Saved data entries:
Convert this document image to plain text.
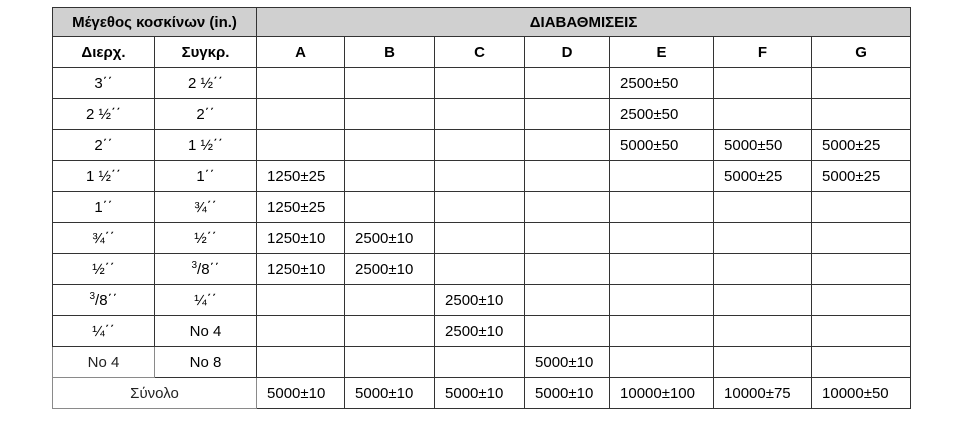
Μέγεθος κοσκίνων (in.)		ΔΙΑΒΑΘΜΙΣΕΙΣ						
Διερχ.	Συγκρ.	A	B	C	D	E	F	G
3΄΄	2 ½΄΄					2500±50		
2 ½΄΄	2΄΄					2500±50		
2΄΄	1 ½΄΄					5000±50	5000±50	5000±25
1 ½΄΄	1΄΄	1250±25					5000±25	5000±25
1΄΄	¾΄΄	1250±25						
¾΄΄	½΄΄	1250±10	2500±10					
½΄΄	$^3$/8΄΄	1250±10	2500±10					
$^3$/8΄΄	¼΄΄			2500±10				
¼΄΄	No 4			2500±10				
No 4	No 8				5000±10			
Σύνολο		5000±10	5000±10	5000±10	5000±10	10000±100	10000±75	10000±50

Job. Repeat the entries exactly. Pictures are excluded from the copy.

Response to this exercise.
Convert this document image to plain text.
Μέγεθος κοσκίνων (in.)		ΔΙΑΒΑΘΜΙΣΕΙΣ						
Διερχ.	Συγκρ.	A	B	C	D	E	F	G
3΄΄	2 ½΄΄					2500±50		
2 ½΄΄	2΄΄					2500±50		
2΄΄	1 ½΄΄					5000±50	5000±50	5000±25
1 ½΄΄	1΄΄	1250±25					5000±25	5000±25
1΄΄	¾΄΄	1250±25						
¾΄΄	½΄΄	1250±10	2500±10					
½΄΄	$^3$/8΄΄	1250±10	2500±10					
$^3$/8΄΄	¼΄΄			2500±10				
¼΄΄	No 4			2500±10				
No 4	No 8				5000±10			
Σύνολο		5000±10	5000±10	5000±10	5000±10	10000±100	10000±75	10000±50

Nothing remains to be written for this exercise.